_Directions:_ Restate the listing below word for word, omitting any images.

[start]

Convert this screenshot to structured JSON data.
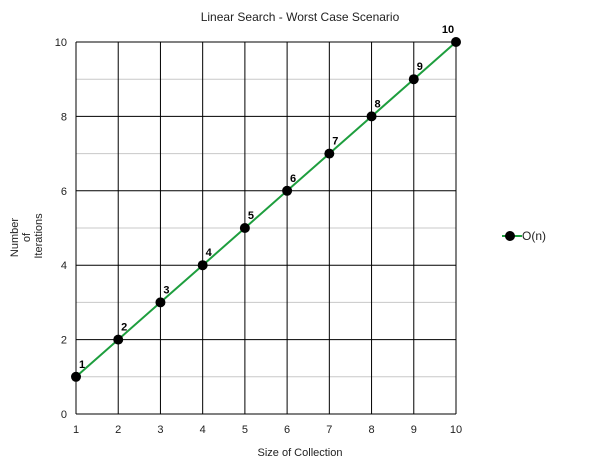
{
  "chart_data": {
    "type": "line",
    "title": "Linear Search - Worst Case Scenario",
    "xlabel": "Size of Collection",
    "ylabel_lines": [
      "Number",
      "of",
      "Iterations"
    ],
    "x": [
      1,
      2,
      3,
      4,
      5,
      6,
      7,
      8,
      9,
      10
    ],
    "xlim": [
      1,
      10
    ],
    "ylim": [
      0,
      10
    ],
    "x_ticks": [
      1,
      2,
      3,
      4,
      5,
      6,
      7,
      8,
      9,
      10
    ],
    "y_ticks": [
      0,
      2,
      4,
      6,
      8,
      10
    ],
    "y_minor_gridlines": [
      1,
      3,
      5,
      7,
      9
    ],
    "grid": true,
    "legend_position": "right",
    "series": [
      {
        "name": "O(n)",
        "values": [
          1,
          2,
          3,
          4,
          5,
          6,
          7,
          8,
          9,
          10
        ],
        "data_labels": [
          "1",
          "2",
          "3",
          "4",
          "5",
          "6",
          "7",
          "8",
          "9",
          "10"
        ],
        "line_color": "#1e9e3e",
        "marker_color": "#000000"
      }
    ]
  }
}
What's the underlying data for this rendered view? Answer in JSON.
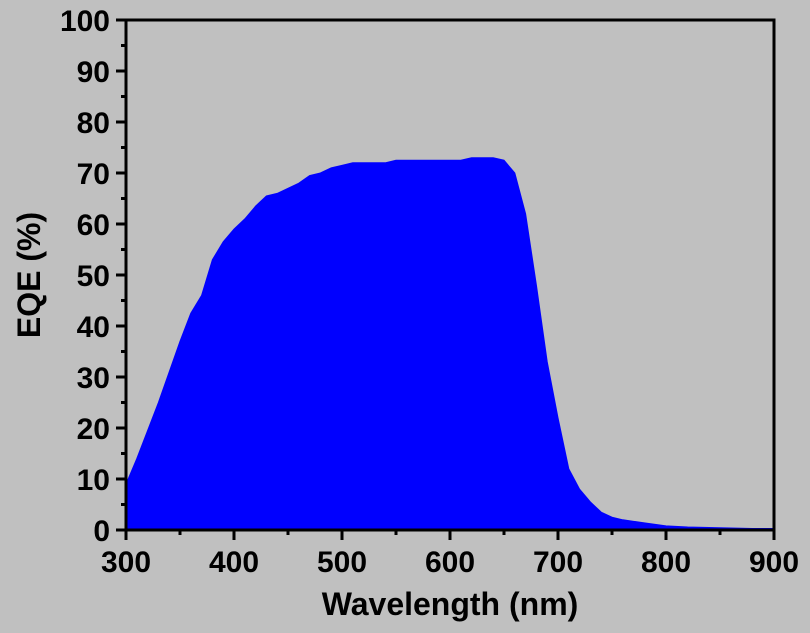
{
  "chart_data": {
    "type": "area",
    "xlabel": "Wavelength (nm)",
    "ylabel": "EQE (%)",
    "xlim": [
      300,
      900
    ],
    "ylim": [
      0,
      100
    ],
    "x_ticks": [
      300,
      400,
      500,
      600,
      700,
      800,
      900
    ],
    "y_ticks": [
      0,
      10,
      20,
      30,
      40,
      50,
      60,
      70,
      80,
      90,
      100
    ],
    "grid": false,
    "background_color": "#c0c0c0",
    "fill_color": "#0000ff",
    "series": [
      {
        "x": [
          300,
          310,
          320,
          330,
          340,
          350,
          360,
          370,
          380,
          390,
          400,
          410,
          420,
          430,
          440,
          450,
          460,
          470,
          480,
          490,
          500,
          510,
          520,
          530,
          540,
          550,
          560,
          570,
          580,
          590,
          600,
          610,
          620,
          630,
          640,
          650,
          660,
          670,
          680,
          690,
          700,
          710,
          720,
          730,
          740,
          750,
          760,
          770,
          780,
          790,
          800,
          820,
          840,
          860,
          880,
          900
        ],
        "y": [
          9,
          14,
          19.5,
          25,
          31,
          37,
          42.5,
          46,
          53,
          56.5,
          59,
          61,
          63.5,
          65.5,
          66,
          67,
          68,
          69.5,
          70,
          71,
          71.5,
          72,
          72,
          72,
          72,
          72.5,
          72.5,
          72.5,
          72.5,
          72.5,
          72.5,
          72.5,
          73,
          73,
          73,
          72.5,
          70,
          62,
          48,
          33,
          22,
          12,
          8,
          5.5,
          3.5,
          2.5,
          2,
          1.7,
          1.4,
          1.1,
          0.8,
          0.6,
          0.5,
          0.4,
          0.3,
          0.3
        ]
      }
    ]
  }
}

[end]

_Response:_
Convert this screenshot to structured JSON data.
{
  "chart_data": {
    "type": "line",
    "title": "Linear Search - Worst Case Scenario",
    "xlabel": "Size of Collection",
    "ylabel_lines": [
      "Number",
      "of",
      "Iterations"
    ],
    "x": [
      1,
      2,
      3,
      4,
      5,
      6,
      7,
      8,
      9,
      10
    ],
    "xlim": [
      1,
      10
    ],
    "ylim": [
      0,
      10
    ],
    "x_ticks": [
      1,
      2,
      3,
      4,
      5,
      6,
      7,
      8,
      9,
      10
    ],
    "y_ticks": [
      0,
      2,
      4,
      6,
      8,
      10
    ],
    "y_minor_gridlines": [
      1,
      3,
      5,
      7,
      9
    ],
    "grid": true,
    "legend_position": "right",
    "series": [
      {
        "name": "O(n)",
        "values": [
          1,
          2,
          3,
          4,
          5,
          6,
          7,
          8,
          9,
          10
        ],
        "data_labels": [
          "1",
          "2",
          "3",
          "4",
          "5",
          "6",
          "7",
          "8",
          "9",
          "10"
        ],
        "line_color": "#1e9e3e",
        "marker_color": "#000000"
      }
    ]
  }
}
What's the underlying data for this rendered view? Answer in JSON.
{
  "chart_data": {
    "type": "area",
    "xlabel": "Wavelength (nm)",
    "ylabel": "EQE (%)",
    "xlim": [
      300,
      900
    ],
    "ylim": [
      0,
      100
    ],
    "x_ticks": [
      300,
      400,
      500,
      600,
      700,
      800,
      900
    ],
    "y_ticks": [
      0,
      10,
      20,
      30,
      40,
      50,
      60,
      70,
      80,
      90,
      100
    ],
    "grid": false,
    "background_color": "#c0c0c0",
    "fill_color": "#0000ff",
    "series": [
      {
        "x": [
          300,
          310,
          320,
          330,
          340,
          350,
          360,
          370,
          380,
          390,
          400,
          410,
          420,
          430,
          440,
          450,
          460,
          470,
          480,
          490,
          500,
          510,
          520,
          530,
          540,
          550,
          560,
          570,
          580,
          590,
          600,
          610,
          620,
          630,
          640,
          650,
          660,
          670,
          680,
          690,
          700,
          710,
          720,
          730,
          740,
          750,
          760,
          770,
          780,
          790,
          800,
          820,
          840,
          860,
          880,
          900
        ],
        "y": [
          9,
          14,
          19.5,
          25,
          31,
          37,
          42.5,
          46,
          53,
          56.5,
          59,
          61,
          63.5,
          65.5,
          66,
          67,
          68,
          69.5,
          70,
          71,
          71.5,
          72,
          72,
          72,
          72,
          72.5,
          72.5,
          72.5,
          72.5,
          72.5,
          72.5,
          72.5,
          73,
          73,
          73,
          72.5,
          70,
          62,
          48,
          33,
          22,
          12,
          8,
          5.5,
          3.5,
          2.5,
          2,
          1.7,
          1.4,
          1.1,
          0.8,
          0.6,
          0.5,
          0.4,
          0.3,
          0.3
        ]
      }
    ]
  }
}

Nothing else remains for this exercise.